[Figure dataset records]
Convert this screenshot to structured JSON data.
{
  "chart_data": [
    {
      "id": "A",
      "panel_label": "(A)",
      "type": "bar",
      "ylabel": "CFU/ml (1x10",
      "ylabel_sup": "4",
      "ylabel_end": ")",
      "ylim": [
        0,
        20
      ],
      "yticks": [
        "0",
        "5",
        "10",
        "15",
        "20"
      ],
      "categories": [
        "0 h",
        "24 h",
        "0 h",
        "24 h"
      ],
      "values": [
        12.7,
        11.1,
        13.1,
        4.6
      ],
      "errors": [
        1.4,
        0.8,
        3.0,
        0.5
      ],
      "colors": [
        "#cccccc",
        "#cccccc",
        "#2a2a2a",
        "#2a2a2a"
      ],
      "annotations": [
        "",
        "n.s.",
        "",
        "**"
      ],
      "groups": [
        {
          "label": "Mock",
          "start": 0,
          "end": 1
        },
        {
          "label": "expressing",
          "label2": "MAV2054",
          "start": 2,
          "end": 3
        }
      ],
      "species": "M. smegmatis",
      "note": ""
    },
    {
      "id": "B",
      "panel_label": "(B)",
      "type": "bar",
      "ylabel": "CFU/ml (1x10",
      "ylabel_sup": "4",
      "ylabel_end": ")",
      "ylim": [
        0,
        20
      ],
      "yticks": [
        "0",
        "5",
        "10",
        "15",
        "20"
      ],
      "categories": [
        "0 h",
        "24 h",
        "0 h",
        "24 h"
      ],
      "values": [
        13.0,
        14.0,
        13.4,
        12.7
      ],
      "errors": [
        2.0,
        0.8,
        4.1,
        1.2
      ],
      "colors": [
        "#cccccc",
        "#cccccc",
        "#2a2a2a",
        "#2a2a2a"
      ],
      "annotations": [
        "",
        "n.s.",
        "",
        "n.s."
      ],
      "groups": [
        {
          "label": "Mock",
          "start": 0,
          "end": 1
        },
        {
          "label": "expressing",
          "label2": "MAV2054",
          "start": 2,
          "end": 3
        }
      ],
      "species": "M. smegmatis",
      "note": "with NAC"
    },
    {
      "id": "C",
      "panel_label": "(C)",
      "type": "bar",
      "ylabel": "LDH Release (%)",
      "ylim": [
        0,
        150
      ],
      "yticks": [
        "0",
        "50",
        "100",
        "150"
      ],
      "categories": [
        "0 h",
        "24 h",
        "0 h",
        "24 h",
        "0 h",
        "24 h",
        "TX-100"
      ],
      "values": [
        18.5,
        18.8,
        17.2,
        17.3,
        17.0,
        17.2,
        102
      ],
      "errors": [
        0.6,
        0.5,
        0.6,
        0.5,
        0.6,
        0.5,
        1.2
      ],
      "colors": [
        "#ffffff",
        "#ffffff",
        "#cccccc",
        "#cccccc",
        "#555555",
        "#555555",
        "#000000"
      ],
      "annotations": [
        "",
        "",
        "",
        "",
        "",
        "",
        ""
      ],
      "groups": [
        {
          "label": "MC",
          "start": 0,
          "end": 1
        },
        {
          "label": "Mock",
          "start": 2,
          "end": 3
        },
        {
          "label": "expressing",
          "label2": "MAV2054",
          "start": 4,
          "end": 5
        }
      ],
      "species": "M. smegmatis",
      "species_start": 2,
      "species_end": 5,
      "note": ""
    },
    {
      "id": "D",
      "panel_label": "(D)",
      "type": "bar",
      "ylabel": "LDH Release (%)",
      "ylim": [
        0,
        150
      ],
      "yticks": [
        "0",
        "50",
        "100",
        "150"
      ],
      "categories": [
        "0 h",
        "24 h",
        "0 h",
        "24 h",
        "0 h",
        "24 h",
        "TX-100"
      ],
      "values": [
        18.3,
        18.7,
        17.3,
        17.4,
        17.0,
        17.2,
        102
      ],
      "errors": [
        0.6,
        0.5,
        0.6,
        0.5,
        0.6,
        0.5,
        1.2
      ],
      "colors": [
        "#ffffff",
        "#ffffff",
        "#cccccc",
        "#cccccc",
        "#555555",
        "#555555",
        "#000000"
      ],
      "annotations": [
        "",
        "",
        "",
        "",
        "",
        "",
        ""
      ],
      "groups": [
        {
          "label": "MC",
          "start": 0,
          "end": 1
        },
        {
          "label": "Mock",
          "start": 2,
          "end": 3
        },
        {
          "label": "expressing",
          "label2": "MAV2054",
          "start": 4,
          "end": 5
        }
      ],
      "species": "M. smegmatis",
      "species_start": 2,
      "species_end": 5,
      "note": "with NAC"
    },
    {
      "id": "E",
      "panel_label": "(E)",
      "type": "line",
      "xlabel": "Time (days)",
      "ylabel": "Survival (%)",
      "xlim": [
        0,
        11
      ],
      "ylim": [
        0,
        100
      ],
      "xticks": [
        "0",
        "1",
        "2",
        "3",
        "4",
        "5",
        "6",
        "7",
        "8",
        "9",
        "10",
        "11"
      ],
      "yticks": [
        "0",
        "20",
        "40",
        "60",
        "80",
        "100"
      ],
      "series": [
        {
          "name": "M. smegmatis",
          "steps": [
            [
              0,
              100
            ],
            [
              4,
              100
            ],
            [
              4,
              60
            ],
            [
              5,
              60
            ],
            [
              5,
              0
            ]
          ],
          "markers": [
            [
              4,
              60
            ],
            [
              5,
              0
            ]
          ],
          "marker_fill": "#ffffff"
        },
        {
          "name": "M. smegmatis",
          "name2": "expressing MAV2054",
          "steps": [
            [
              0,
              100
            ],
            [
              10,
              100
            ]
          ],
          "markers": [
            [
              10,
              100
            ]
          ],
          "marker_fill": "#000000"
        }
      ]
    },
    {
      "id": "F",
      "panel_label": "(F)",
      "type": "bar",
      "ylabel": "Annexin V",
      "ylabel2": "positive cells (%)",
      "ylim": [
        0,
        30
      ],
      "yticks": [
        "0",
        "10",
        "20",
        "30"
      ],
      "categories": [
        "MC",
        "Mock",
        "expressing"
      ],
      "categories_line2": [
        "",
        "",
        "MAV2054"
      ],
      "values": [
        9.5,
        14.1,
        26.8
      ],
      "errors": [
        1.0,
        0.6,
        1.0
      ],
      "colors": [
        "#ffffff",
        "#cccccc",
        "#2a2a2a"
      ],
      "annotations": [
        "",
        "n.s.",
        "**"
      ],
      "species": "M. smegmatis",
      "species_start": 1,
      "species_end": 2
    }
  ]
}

- _Your objective_
Faithfully reproduce all of the records, character for character.

- _Solution to the problem_
Convert this screenshot to structured JSON data.
{
  "chart_data": [
    {
      "id": "A",
      "panel_label": "(A)",
      "type": "bar",
      "ylabel": "CFU/ml (1x10",
      "ylabel_sup": "4",
      "ylabel_end": ")",
      "ylim": [
        0,
        20
      ],
      "yticks": [
        "0",
        "5",
        "10",
        "15",
        "20"
      ],
      "categories": [
        "0 h",
        "24 h",
        "0 h",
        "24 h"
      ],
      "values": [
        12.7,
        11.1,
        13.1,
        4.6
      ],
      "errors": [
        1.4,
        0.8,
        3.0,
        0.5
      ],
      "colors": [
        "#cccccc",
        "#cccccc",
        "#2a2a2a",
        "#2a2a2a"
      ],
      "annotations": [
        "",
        "n.s.",
        "",
        "**"
      ],
      "groups": [
        {
          "label": "Mock",
          "start": 0,
          "end": 1
        },
        {
          "label": "expressing",
          "label2": "MAV2054",
          "start": 2,
          "end": 3
        }
      ],
      "species": "M. smegmatis",
      "note": ""
    },
    {
      "id": "B",
      "panel_label": "(B)",
      "type": "bar",
      "ylabel": "CFU/ml (1x10",
      "ylabel_sup": "4",
      "ylabel_end": ")",
      "ylim": [
        0,
        20
      ],
      "yticks": [
        "0",
        "5",
        "10",
        "15",
        "20"
      ],
      "categories": [
        "0 h",
        "24 h",
        "0 h",
        "24 h"
      ],
      "values": [
        13.0,
        14.0,
        13.4,
        12.7
      ],
      "errors": [
        2.0,
        0.8,
        4.1,
        1.2
      ],
      "colors": [
        "#cccccc",
        "#cccccc",
        "#2a2a2a",
        "#2a2a2a"
      ],
      "annotations": [
        "",
        "n.s.",
        "",
        "n.s."
      ],
      "groups": [
        {
          "label": "Mock",
          "start": 0,
          "end": 1
        },
        {
          "label": "expressing",
          "label2": "MAV2054",
          "start": 2,
          "end": 3
        }
      ],
      "species": "M. smegmatis",
      "note": "with NAC"
    },
    {
      "id": "C",
      "panel_label": "(C)",
      "type": "bar",
      "ylabel": "LDH Release (%)",
      "ylim": [
        0,
        150
      ],
      "yticks": [
        "0",
        "50",
        "100",
        "150"
      ],
      "categories": [
        "0 h",
        "24 h",
        "0 h",
        "24 h",
        "0 h",
        "24 h",
        "TX-100"
      ],
      "values": [
        18.5,
        18.8,
        17.2,
        17.3,
        17.0,
        17.2,
        102
      ],
      "errors": [
        0.6,
        0.5,
        0.6,
        0.5,
        0.6,
        0.5,
        1.2
      ],
      "colors": [
        "#ffffff",
        "#ffffff",
        "#cccccc",
        "#cccccc",
        "#555555",
        "#555555",
        "#000000"
      ],
      "annotations": [
        "",
        "",
        "",
        "",
        "",
        "",
        ""
      ],
      "groups": [
        {
          "label": "MC",
          "start": 0,
          "end": 1
        },
        {
          "label": "Mock",
          "start": 2,
          "end": 3
        },
        {
          "label": "expressing",
          "label2": "MAV2054",
          "start": 4,
          "end": 5
        }
      ],
      "species": "M. smegmatis",
      "species_start": 2,
      "species_end": 5,
      "note": ""
    },
    {
      "id": "D",
      "panel_label": "(D)",
      "type": "bar",
      "ylabel": "LDH Release (%)",
      "ylim": [
        0,
        150
      ],
      "yticks": [
        "0",
        "50",
        "100",
        "150"
      ],
      "categories": [
        "0 h",
        "24 h",
        "0 h",
        "24 h",
        "0 h",
        "24 h",
        "TX-100"
      ],
      "values": [
        18.3,
        18.7,
        17.3,
        17.4,
        17.0,
        17.2,
        102
      ],
      "errors": [
        0.6,
        0.5,
        0.6,
        0.5,
        0.6,
        0.5,
        1.2
      ],
      "colors": [
        "#ffffff",
        "#ffffff",
        "#cccccc",
        "#cccccc",
        "#555555",
        "#555555",
        "#000000"
      ],
      "annotations": [
        "",
        "",
        "",
        "",
        "",
        "",
        ""
      ],
      "groups": [
        {
          "label": "MC",
          "start": 0,
          "end": 1
        },
        {
          "label": "Mock",
          "start": 2,
          "end": 3
        },
        {
          "label": "expressing",
          "label2": "MAV2054",
          "start": 4,
          "end": 5
        }
      ],
      "species": "M. smegmatis",
      "species_start": 2,
      "species_end": 5,
      "note": "with NAC"
    },
    {
      "id": "E",
      "panel_label": "(E)",
      "type": "line",
      "xlabel": "Time (days)",
      "ylabel": "Survival (%)",
      "xlim": [
        0,
        11
      ],
      "ylim": [
        0,
        100
      ],
      "xticks": [
        "0",
        "1",
        "2",
        "3",
        "4",
        "5",
        "6",
        "7",
        "8",
        "9",
        "10",
        "11"
      ],
      "yticks": [
        "0",
        "20",
        "40",
        "60",
        "80",
        "100"
      ],
      "series": [
        {
          "name": "M. smegmatis",
          "steps": [
            [
              0,
              100
            ],
            [
              4,
              100
            ],
            [
              4,
              60
            ],
            [
              5,
              60
            ],
            [
              5,
              0
            ]
          ],
          "markers": [
            [
              4,
              60
            ],
            [
              5,
              0
            ]
          ],
          "marker_fill": "#ffffff"
        },
        {
          "name": "M. smegmatis",
          "name2": "expressing MAV2054",
          "steps": [
            [
              0,
              100
            ],
            [
              10,
              100
            ]
          ],
          "markers": [
            [
              10,
              100
            ]
          ],
          "marker_fill": "#000000"
        }
      ]
    },
    {
      "id": "F",
      "panel_label": "(F)",
      "type": "bar",
      "ylabel": "Annexin V",
      "ylabel2": "positive cells (%)",
      "ylim": [
        0,
        30
      ],
      "yticks": [
        "0",
        "10",
        "20",
        "30"
      ],
      "categories": [
        "MC",
        "Mock",
        "expressing"
      ],
      "categories_line2": [
        "",
        "",
        "MAV2054"
      ],
      "values": [
        9.5,
        14.1,
        26.8
      ],
      "errors": [
        1.0,
        0.6,
        1.0
      ],
      "colors": [
        "#ffffff",
        "#cccccc",
        "#2a2a2a"
      ],
      "annotations": [
        "",
        "n.s.",
        "**"
      ],
      "species": "M. smegmatis",
      "species_start": 1,
      "species_end": 2
    }
  ]
}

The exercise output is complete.